A run of records:
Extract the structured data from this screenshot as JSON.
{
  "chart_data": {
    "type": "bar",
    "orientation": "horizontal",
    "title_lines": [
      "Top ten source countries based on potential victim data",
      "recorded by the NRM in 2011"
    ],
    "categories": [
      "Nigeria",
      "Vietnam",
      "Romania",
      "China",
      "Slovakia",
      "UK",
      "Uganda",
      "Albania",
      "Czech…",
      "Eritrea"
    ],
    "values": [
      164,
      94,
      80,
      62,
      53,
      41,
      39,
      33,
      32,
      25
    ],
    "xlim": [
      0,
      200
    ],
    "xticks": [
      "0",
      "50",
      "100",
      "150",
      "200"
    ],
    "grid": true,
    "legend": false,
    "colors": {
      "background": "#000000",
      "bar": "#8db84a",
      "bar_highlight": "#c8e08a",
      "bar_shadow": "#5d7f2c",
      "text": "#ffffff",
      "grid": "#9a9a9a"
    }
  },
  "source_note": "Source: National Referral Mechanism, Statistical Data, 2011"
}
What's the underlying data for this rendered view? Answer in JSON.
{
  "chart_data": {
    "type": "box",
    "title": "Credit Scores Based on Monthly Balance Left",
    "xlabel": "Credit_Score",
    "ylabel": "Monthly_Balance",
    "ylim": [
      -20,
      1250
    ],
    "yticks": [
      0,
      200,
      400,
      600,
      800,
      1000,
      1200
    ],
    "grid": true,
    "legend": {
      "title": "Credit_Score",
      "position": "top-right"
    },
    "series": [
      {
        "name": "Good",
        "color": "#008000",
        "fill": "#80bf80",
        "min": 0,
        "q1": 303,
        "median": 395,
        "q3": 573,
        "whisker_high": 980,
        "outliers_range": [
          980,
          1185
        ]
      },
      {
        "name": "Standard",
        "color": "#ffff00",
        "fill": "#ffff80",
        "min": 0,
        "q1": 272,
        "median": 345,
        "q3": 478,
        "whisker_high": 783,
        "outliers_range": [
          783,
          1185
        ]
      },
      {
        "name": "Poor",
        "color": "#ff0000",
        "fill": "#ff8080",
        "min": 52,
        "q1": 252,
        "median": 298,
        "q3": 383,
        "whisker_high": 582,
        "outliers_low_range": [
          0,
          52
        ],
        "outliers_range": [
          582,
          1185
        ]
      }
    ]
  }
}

WORK TO DO: Transcribe all of the entries without altering anything.

SOLUTION FOR THIS TASK:
Extract the structured data from this screenshot as JSON.
{
  "chart_data": {
    "type": "bar",
    "orientation": "horizontal",
    "title_lines": [
      "Top ten source countries based on potential victim data",
      "recorded by the NRM in 2011"
    ],
    "categories": [
      "Nigeria",
      "Vietnam",
      "Romania",
      "China",
      "Slovakia",
      "UK",
      "Uganda",
      "Albania",
      "Czech…",
      "Eritrea"
    ],
    "values": [
      164,
      94,
      80,
      62,
      53,
      41,
      39,
      33,
      32,
      25
    ],
    "xlim": [
      0,
      200
    ],
    "xticks": [
      "0",
      "50",
      "100",
      "150",
      "200"
    ],
    "grid": true,
    "legend": false,
    "colors": {
      "background": "#000000",
      "bar": "#8db84a",
      "bar_highlight": "#c8e08a",
      "bar_shadow": "#5d7f2c",
      "text": "#ffffff",
      "grid": "#9a9a9a"
    }
  },
  "source_note": "Source: National Referral Mechanism, Statistical Data, 2011"
}
What's the underlying data for this rendered view? Answer in JSON.
{
  "chart_data": {
    "type": "box",
    "title": "Credit Scores Based on Monthly Balance Left",
    "xlabel": "Credit_Score",
    "ylabel": "Monthly_Balance",
    "ylim": [
      -20,
      1250
    ],
    "yticks": [
      0,
      200,
      400,
      600,
      800,
      1000,
      1200
    ],
    "grid": true,
    "legend": {
      "title": "Credit_Score",
      "position": "top-right"
    },
    "series": [
      {
        "name": "Good",
        "color": "#008000",
        "fill": "#80bf80",
        "min": 0,
        "q1": 303,
        "median": 395,
        "q3": 573,
        "whisker_high": 980,
        "outliers_range": [
          980,
          1185
        ]
      },
      {
        "name": "Standard",
        "color": "#ffff00",
        "fill": "#ffff80",
        "min": 0,
        "q1": 272,
        "median": 345,
        "q3": 478,
        "whisker_high": 783,
        "outliers_range": [
          783,
          1185
        ]
      },
      {
        "name": "Poor",
        "color": "#ff0000",
        "fill": "#ff8080",
        "min": 52,
        "q1": 252,
        "median": 298,
        "q3": 383,
        "whisker_high": 582,
        "outliers_low_range": [
          0,
          52
        ],
        "outliers_range": [
          582,
          1185
        ]
      }
    ]
  }
}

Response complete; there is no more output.